**SHORT PROBLEM**
Reproduce the data exactly.

(Data entries)

___

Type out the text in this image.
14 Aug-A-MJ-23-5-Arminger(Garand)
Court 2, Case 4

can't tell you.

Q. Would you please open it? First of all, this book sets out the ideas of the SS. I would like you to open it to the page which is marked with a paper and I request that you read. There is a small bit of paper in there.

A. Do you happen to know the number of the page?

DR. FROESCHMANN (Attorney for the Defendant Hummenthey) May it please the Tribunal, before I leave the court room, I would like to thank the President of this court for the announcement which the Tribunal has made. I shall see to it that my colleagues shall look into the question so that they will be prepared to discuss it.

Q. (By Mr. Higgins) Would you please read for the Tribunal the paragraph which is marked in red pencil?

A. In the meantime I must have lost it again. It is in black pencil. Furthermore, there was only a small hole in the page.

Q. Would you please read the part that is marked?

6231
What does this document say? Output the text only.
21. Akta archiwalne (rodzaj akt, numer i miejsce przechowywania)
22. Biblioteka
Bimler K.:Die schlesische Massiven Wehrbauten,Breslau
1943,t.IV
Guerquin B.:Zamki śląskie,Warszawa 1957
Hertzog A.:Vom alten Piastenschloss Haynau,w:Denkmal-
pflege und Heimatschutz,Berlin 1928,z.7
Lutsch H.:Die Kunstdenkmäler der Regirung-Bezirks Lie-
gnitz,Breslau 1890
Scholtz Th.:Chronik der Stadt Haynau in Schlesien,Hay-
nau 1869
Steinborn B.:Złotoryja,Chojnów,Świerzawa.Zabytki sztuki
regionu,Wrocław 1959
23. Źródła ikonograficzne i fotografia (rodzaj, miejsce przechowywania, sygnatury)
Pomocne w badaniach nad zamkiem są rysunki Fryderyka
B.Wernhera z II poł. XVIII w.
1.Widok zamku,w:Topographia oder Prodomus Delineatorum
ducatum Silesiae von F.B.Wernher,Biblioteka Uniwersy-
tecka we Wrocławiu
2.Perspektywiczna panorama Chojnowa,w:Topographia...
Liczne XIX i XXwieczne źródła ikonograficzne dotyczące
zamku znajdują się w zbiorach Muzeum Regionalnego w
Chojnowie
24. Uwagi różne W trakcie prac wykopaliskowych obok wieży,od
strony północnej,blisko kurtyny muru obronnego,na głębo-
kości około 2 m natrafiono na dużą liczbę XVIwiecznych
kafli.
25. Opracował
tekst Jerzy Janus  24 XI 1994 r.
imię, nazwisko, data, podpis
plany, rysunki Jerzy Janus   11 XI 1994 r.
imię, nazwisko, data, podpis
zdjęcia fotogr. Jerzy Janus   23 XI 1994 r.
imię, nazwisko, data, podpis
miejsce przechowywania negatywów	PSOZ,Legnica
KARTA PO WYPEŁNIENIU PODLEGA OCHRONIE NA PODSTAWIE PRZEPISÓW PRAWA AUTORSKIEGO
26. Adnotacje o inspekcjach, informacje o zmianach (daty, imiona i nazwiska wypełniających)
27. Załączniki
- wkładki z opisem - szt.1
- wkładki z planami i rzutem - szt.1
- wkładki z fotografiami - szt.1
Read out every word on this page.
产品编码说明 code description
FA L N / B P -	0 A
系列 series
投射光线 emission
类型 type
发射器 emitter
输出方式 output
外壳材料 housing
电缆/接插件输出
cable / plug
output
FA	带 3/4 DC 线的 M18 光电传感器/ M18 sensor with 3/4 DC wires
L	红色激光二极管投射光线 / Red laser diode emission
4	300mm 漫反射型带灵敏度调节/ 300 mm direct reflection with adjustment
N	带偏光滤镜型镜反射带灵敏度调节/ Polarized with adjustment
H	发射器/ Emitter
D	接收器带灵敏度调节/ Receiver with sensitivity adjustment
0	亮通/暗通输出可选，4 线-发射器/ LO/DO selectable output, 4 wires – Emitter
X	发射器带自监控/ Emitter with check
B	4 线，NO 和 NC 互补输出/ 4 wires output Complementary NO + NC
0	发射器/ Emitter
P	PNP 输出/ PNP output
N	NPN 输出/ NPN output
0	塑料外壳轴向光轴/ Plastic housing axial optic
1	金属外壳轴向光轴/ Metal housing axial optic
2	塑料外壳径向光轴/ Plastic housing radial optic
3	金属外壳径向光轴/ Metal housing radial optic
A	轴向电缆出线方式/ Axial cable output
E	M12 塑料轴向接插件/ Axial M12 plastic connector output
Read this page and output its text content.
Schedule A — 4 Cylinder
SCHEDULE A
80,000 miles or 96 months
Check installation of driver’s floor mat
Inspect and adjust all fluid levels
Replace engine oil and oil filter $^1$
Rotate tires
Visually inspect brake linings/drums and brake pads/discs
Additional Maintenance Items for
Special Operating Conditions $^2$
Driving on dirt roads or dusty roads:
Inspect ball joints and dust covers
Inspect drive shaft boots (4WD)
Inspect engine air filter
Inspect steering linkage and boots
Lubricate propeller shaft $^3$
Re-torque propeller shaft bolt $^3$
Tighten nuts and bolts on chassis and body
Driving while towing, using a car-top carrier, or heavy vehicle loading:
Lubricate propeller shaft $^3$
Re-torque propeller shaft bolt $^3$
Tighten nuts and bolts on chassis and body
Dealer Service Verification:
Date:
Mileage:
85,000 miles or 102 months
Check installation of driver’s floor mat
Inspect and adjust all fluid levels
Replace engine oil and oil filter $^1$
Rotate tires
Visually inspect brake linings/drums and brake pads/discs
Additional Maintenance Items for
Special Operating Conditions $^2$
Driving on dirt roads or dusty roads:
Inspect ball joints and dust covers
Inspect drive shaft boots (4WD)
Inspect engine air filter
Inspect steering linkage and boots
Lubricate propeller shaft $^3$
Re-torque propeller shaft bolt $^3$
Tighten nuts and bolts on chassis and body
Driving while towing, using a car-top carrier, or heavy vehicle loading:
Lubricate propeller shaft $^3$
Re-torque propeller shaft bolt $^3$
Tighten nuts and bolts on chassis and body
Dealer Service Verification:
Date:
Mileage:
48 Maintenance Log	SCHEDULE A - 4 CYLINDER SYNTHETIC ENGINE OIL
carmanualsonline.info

___

**FINISHED TASK**
Type out the text in this image.
14 Aug-A-MJ-23-5-Arminger(Garand)
Court 2, Case 4

can't tell you.

Q. Would you please open it? First of all, this book sets out the ideas of the SS. I would like you to open it to the page which is marked with a paper and I request that you read. There is a small bit of paper in there.

A. Do you happen to know the number of the page?

DR. FROESCHMANN (Attorney for the Defendant Hummenthey) May it please the Tribunal, before I leave the court room, I would like to thank the President of this court for the announcement which the Tribunal has made. I shall see to it that my colleagues shall look into the question so that they will be prepared to discuss it.

Q. (By Mr. Higgins) Would you please read for the Tribunal the paragraph which is marked in red pencil?

A. In the meantime I must have lost it again. It is in black pencil. Furthermore, there was only a small hole in the page.

Q. Would you please read the part that is marked?

6231
What does this document say? Output the text only.
21. Akta archiwalne (rodzaj akt, numer i miejsce przechowywania)
22. Biblioteka
Bimler K.:Die schlesische Massiven Wehrbauten,Breslau
1943,t.IV
Guerquin B.:Zamki śląskie,Warszawa 1957
Hertzog A.:Vom alten Piastenschloss Haynau,w:Denkmal-
pflege und Heimatschutz,Berlin 1928,z.7
Lutsch H.:Die Kunstdenkmäler der Regirung-Bezirks Lie-
gnitz,Breslau 1890
Scholtz Th.:Chronik der Stadt Haynau in Schlesien,Hay-
nau 1869
Steinborn B.:Złotoryja,Chojnów,Świerzawa.Zabytki sztuki
regionu,Wrocław 1959
23. Źródła ikonograficzne i fotografia (rodzaj, miejsce przechowywania, sygnatury)
Pomocne w badaniach nad zamkiem są rysunki Fryderyka
B.Wernhera z II poł. XVIII w.
1.Widok zamku,w:Topographia oder Prodomus Delineatorum
ducatum Silesiae von F.B.Wernher,Biblioteka Uniwersy-
tecka we Wrocławiu
2.Perspektywiczna panorama Chojnowa,w:Topographia...
Liczne XIX i XXwieczne źródła ikonograficzne dotyczące
zamku znajdują się w zbiorach Muzeum Regionalnego w
Chojnowie
24. Uwagi różne W trakcie prac wykopaliskowych obok wieży,od
strony północnej,blisko kurtyny muru obronnego,na głębo-
kości około 2 m natrafiono na dużą liczbę XVIwiecznych
kafli.
25. Opracował
tekst Jerzy Janus  24 XI 1994 r.
imię, nazwisko, data, podpis
plany, rysunki Jerzy Janus   11 XI 1994 r.
imię, nazwisko, data, podpis
zdjęcia fotogr. Jerzy Janus   23 XI 1994 r.
imię, nazwisko, data, podpis
miejsce przechowywania negatywów	PSOZ,Legnica
KARTA PO WYPEŁNIENIU PODLEGA OCHRONIE NA PODSTAWIE PRZEPISÓW PRAWA AUTORSKIEGO
26. Adnotacje o inspekcjach, informacje o zmianach (daty, imiona i nazwiska wypełniających)
27. Załączniki
- wkładki z opisem - szt.1
- wkładki z planami i rzutem - szt.1
- wkładki z fotografiami - szt.1
Read out every word on this page.
产品编码说明 code description
FA L N / B P -	0 A
系列 series
投射光线 emission
类型 type
发射器 emitter
输出方式 output
外壳材料 housing
电缆/接插件输出
cable / plug
output
FA	带 3/4 DC 线的 M18 光电传感器/ M18 sensor with 3/4 DC wires
L	红色激光二极管投射光线 / Red laser diode emission
4	300mm 漫反射型带灵敏度调节/ 300 mm direct reflection with adjustment
N	带偏光滤镜型镜反射带灵敏度调节/ Polarized with adjustment
H	发射器/ Emitter
D	接收器带灵敏度调节/ Receiver with sensitivity adjustment
0	亮通/暗通输出可选，4 线-发射器/ LO/DO selectable output, 4 wires – Emitter
X	发射器带自监控/ Emitter with check
B	4 线，NO 和 NC 互补输出/ 4 wires output Complementary NO + NC
0	发射器/ Emitter
P	PNP 输出/ PNP output
N	NPN 输出/ NPN output
0	塑料外壳轴向光轴/ Plastic housing axial optic
1	金属外壳轴向光轴/ Metal housing axial optic
2	塑料外壳径向光轴/ Plastic housing radial optic
3	金属外壳径向光轴/ Metal housing radial optic
A	轴向电缆出线方式/ Axial cable output
E	M12 塑料轴向接插件/ Axial M12 plastic connector output
Read this page and output its text content.
Schedule A — 4 Cylinder
SCHEDULE A
80,000 miles or 96 months
Check installation of driver’s floor mat
Inspect and adjust all fluid levels
Replace engine oil and oil filter $^1$
Rotate tires
Visually inspect brake linings/drums and brake pads/discs
Additional Maintenance Items for
Special Operating Conditions $^2$
Driving on dirt roads or dusty roads:
Inspect ball joints and dust covers
Inspect drive shaft boots (4WD)
Inspect engine air filter
Inspect steering linkage and boots
Lubricate propeller shaft $^3$
Re-torque propeller shaft bolt $^3$
Tighten nuts and bolts on chassis and body
Driving while towing, using a car-top carrier, or heavy vehicle loading:
Lubricate propeller shaft $^3$
Re-torque propeller shaft bolt $^3$
Tighten nuts and bolts on chassis and body
Dealer Service Verification:
Date:
Mileage:
85,000 miles or 102 months
Check installation of driver’s floor mat
Inspect and adjust all fluid levels
Replace engine oil and oil filter $^1$
Rotate tires
Visually inspect brake linings/drums and brake pads/discs
Additional Maintenance Items for
Special Operating Conditions $^2$
Driving on dirt roads or dusty roads:
Inspect ball joints and dust covers
Inspect drive shaft boots (4WD)
Inspect engine air filter
Inspect steering linkage and boots
Lubricate propeller shaft $^3$
Re-torque propeller shaft bolt $^3$
Tighten nuts and bolts on chassis and body
Driving while towing, using a car-top carrier, or heavy vehicle loading:
Lubricate propeller shaft $^3$
Re-torque propeller shaft bolt $^3$
Tighten nuts and bolts on chassis and body
Dealer Service Verification:
Date:
Mileage:
48 Maintenance Log	SCHEDULE A - 4 CYLINDER SYNTHETIC ENGINE OIL
carmanualsonline.info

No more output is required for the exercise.